Records shown -
* begin *

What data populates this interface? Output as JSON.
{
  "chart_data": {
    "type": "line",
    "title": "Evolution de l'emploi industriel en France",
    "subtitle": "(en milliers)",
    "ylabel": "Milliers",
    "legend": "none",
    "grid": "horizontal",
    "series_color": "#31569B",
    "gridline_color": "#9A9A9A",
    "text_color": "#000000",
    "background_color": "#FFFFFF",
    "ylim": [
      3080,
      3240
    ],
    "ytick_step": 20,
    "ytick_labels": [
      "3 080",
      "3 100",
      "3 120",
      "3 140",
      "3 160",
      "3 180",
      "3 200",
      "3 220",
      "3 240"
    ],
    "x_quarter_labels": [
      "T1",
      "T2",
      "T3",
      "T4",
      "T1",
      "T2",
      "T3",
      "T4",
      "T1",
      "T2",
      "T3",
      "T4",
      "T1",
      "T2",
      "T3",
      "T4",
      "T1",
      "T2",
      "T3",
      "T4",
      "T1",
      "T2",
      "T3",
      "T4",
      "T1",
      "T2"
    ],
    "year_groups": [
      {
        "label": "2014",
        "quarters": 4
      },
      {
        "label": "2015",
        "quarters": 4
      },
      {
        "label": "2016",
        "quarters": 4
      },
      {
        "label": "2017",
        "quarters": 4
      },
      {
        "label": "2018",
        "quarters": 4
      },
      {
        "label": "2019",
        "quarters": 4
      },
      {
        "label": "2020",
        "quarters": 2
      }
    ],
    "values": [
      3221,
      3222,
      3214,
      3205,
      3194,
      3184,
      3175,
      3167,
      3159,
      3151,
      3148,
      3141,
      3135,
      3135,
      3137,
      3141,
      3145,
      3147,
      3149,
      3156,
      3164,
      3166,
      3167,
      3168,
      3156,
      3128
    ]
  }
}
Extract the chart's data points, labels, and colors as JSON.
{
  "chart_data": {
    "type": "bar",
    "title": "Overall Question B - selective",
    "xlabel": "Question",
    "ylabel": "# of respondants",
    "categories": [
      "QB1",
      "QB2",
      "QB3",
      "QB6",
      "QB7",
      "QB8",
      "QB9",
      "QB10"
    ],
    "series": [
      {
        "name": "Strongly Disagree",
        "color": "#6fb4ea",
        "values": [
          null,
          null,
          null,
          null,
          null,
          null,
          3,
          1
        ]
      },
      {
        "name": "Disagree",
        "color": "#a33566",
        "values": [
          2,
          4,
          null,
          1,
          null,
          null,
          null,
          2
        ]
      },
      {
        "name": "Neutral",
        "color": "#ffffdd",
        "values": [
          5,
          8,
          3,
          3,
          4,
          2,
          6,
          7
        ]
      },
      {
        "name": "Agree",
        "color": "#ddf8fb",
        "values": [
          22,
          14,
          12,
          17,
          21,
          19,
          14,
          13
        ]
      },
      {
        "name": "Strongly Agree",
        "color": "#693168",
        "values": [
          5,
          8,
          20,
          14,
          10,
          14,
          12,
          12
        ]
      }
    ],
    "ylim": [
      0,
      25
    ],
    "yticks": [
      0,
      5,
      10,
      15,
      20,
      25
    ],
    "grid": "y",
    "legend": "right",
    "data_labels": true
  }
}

* end *

What the task asks -
Your task is to repeat each line of the material exactly.

Written reply -
What data populates this interface? Output as JSON.
{
  "chart_data": {
    "type": "line",
    "title": "Evolution de l'emploi industriel en France",
    "subtitle": "(en milliers)",
    "ylabel": "Milliers",
    "legend": "none",
    "grid": "horizontal",
    "series_color": "#31569B",
    "gridline_color": "#9A9A9A",
    "text_color": "#000000",
    "background_color": "#FFFFFF",
    "ylim": [
      3080,
      3240
    ],
    "ytick_step": 20,
    "ytick_labels": [
      "3 080",
      "3 100",
      "3 120",
      "3 140",
      "3 160",
      "3 180",
      "3 200",
      "3 220",
      "3 240"
    ],
    "x_quarter_labels": [
      "T1",
      "T2",
      "T3",
      "T4",
      "T1",
      "T2",
      "T3",
      "T4",
      "T1",
      "T2",
      "T3",
      "T4",
      "T1",
      "T2",
      "T3",
      "T4",
      "T1",
      "T2",
      "T3",
      "T4",
      "T1",
      "T2",
      "T3",
      "T4",
      "T1",
      "T2"
    ],
    "year_groups": [
      {
        "label": "2014",
        "quarters": 4
      },
      {
        "label": "2015",
        "quarters": 4
      },
      {
        "label": "2016",
        "quarters": 4
      },
      {
        "label": "2017",
        "quarters": 4
      },
      {
        "label": "2018",
        "quarters": 4
      },
      {
        "label": "2019",
        "quarters": 4
      },
      {
        "label": "2020",
        "quarters": 2
      }
    ],
    "values": [
      3221,
      3222,
      3214,
      3205,
      3194,
      3184,
      3175,
      3167,
      3159,
      3151,
      3148,
      3141,
      3135,
      3135,
      3137,
      3141,
      3145,
      3147,
      3149,
      3156,
      3164,
      3166,
      3167,
      3168,
      3156,
      3128
    ]
  }
}
Extract the chart's data points, labels, and colors as JSON.
{
  "chart_data": {
    "type": "bar",
    "title": "Overall Question B - selective",
    "xlabel": "Question",
    "ylabel": "# of respondants",
    "categories": [
      "QB1",
      "QB2",
      "QB3",
      "QB6",
      "QB7",
      "QB8",
      "QB9",
      "QB10"
    ],
    "series": [
      {
        "name": "Strongly Disagree",
        "color": "#6fb4ea",
        "values": [
          null,
          null,
          null,
          null,
          null,
          null,
          3,
          1
        ]
      },
      {
        "name": "Disagree",
        "color": "#a33566",
        "values": [
          2,
          4,
          null,
          1,
          null,
          null,
          null,
          2
        ]
      },
      {
        "name": "Neutral",
        "color": "#ffffdd",
        "values": [
          5,
          8,
          3,
          3,
          4,
          2,
          6,
          7
        ]
      },
      {
        "name": "Agree",
        "color": "#ddf8fb",
        "values": [
          22,
          14,
          12,
          17,
          21,
          19,
          14,
          13
        ]
      },
      {
        "name": "Strongly Agree",
        "color": "#693168",
        "values": [
          5,
          8,
          20,
          14,
          10,
          14,
          12,
          12
        ]
      }
    ],
    "ylim": [
      0,
      25
    ],
    "yticks": [
      0,
      5,
      10,
      15,
      20,
      25
    ],
    "grid": "y",
    "legend": "right",
    "data_labels": true
  }
}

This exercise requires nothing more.